(Saved entries)
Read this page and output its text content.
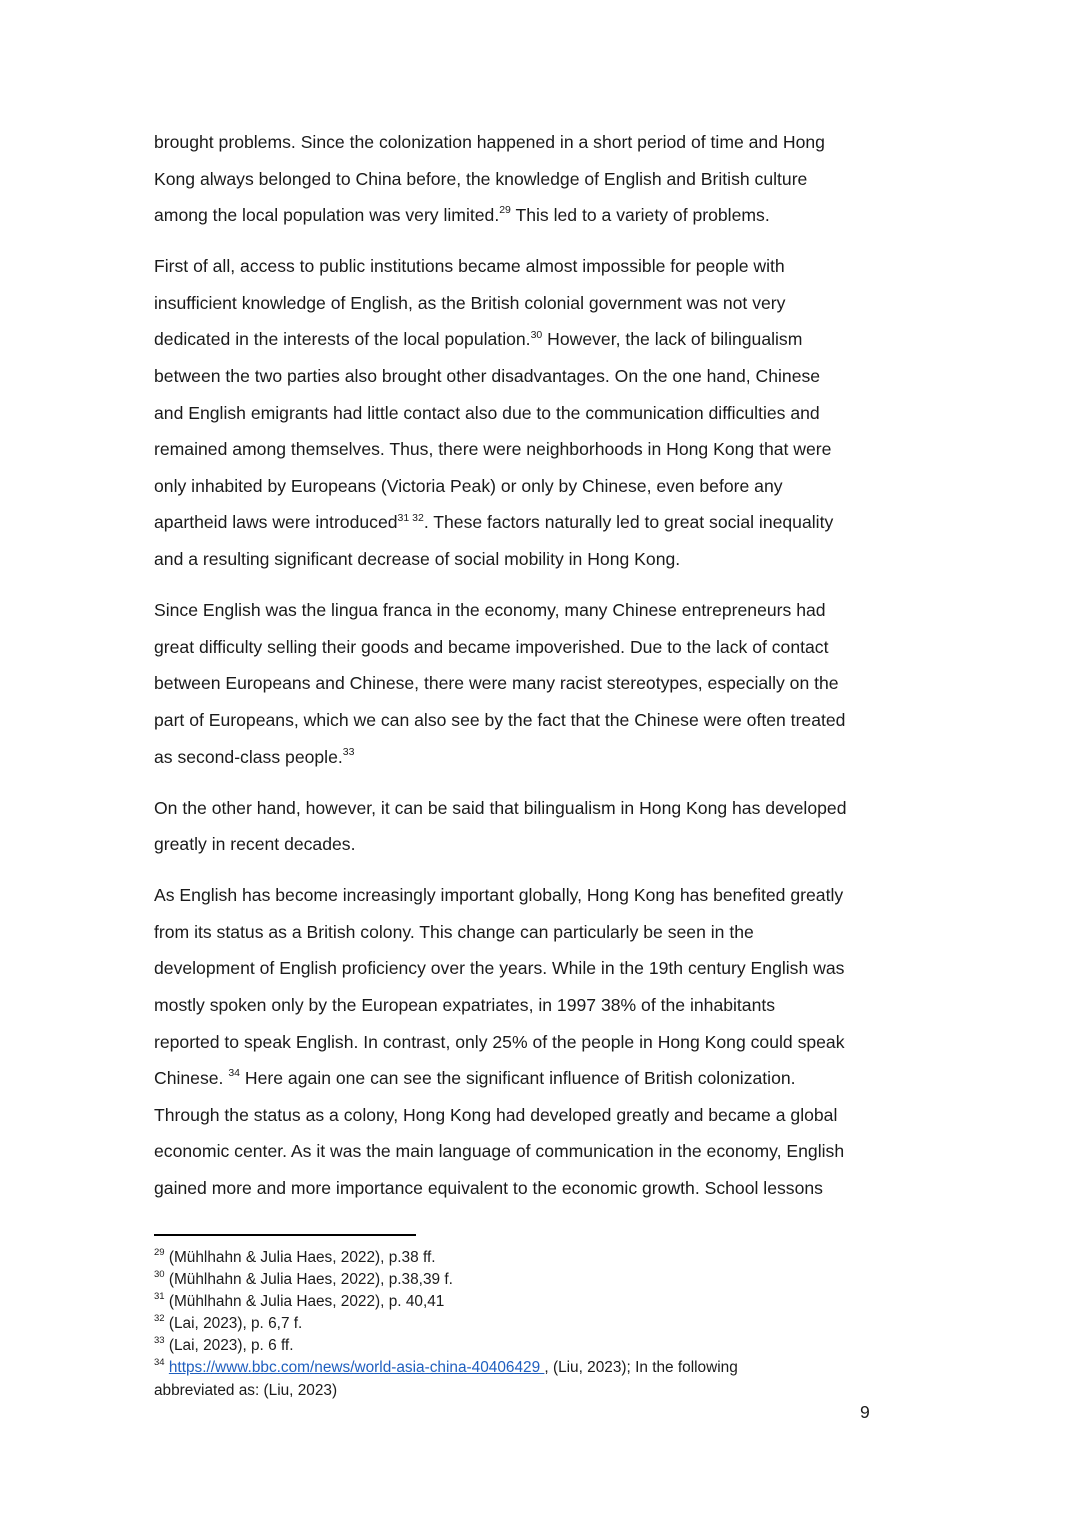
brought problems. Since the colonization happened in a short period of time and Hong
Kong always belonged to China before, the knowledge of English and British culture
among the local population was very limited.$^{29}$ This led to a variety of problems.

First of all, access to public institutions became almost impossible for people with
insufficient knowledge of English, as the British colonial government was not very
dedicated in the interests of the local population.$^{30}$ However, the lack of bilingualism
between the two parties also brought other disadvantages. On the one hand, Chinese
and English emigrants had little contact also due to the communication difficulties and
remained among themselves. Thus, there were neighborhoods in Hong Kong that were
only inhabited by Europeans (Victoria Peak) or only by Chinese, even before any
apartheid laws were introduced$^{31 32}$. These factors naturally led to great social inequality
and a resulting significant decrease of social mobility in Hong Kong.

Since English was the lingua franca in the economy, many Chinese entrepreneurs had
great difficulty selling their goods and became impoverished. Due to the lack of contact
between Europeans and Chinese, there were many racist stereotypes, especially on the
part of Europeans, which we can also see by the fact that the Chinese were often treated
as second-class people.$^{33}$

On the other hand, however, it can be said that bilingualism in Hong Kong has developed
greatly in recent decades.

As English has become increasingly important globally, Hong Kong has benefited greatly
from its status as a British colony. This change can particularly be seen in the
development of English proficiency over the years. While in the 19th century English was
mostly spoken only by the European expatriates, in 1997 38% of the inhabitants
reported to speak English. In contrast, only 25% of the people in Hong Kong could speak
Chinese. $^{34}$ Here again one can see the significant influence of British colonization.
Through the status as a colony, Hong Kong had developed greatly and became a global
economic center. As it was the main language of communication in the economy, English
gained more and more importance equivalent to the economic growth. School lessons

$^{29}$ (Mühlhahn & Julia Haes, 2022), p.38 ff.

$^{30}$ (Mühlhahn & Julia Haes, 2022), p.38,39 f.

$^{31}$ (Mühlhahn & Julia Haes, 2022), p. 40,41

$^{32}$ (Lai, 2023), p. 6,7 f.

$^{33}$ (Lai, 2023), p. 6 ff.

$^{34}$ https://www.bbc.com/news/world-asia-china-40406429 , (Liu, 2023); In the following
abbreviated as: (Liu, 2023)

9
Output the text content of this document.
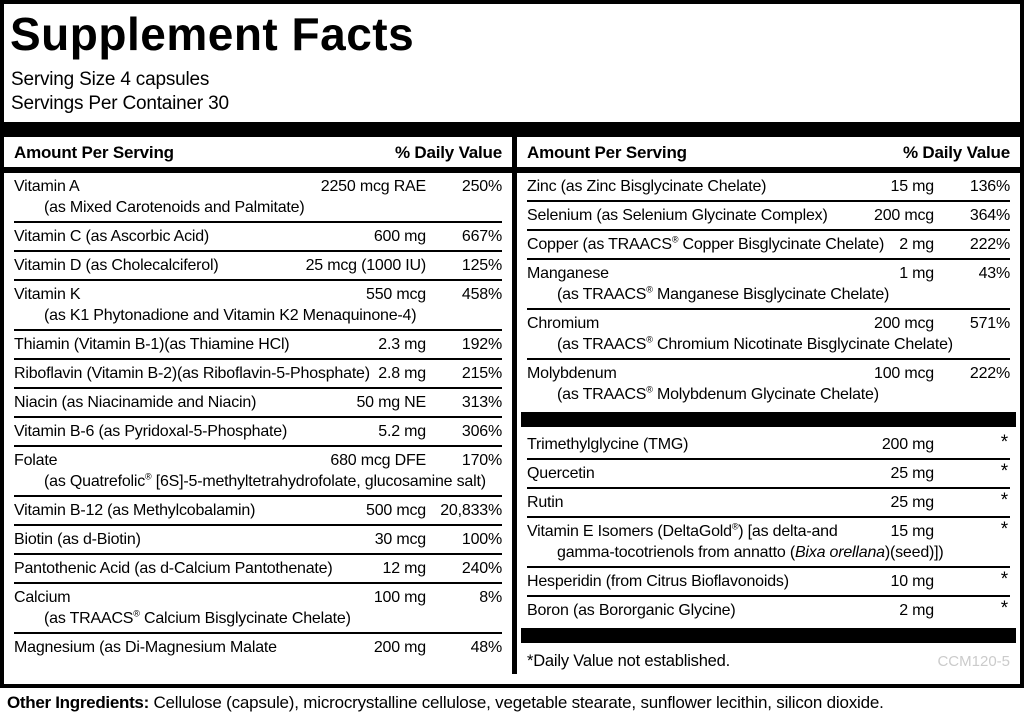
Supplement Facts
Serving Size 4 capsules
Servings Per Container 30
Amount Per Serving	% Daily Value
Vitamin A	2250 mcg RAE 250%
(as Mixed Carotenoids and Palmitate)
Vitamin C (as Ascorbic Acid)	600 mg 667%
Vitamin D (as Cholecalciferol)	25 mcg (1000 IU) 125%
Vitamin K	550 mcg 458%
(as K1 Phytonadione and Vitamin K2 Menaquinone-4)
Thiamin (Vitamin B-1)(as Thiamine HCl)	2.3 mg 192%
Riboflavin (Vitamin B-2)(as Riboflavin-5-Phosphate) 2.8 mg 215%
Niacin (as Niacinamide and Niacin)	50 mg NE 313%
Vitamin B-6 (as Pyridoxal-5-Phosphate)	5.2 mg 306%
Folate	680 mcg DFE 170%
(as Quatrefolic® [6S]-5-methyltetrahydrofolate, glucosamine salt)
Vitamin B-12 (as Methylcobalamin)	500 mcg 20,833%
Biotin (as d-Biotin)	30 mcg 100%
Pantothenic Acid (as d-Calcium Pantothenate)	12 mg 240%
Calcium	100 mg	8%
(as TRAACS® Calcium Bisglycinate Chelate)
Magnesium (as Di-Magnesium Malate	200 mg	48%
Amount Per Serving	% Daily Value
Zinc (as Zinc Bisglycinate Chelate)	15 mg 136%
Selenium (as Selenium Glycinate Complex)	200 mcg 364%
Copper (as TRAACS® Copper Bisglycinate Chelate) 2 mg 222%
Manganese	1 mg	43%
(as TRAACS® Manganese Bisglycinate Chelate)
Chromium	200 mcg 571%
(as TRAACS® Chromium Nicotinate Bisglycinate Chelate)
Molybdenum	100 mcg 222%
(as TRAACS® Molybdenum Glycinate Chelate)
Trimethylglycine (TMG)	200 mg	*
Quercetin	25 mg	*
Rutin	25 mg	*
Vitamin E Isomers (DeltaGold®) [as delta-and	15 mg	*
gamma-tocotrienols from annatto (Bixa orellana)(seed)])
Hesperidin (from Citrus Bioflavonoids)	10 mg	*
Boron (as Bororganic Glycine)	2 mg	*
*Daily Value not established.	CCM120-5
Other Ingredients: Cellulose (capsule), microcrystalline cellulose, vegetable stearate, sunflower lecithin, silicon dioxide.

§ **WORK REQUIRED**: Count how many lines contain "between" and give only that count.

§ **COMPLETED TASK**: 2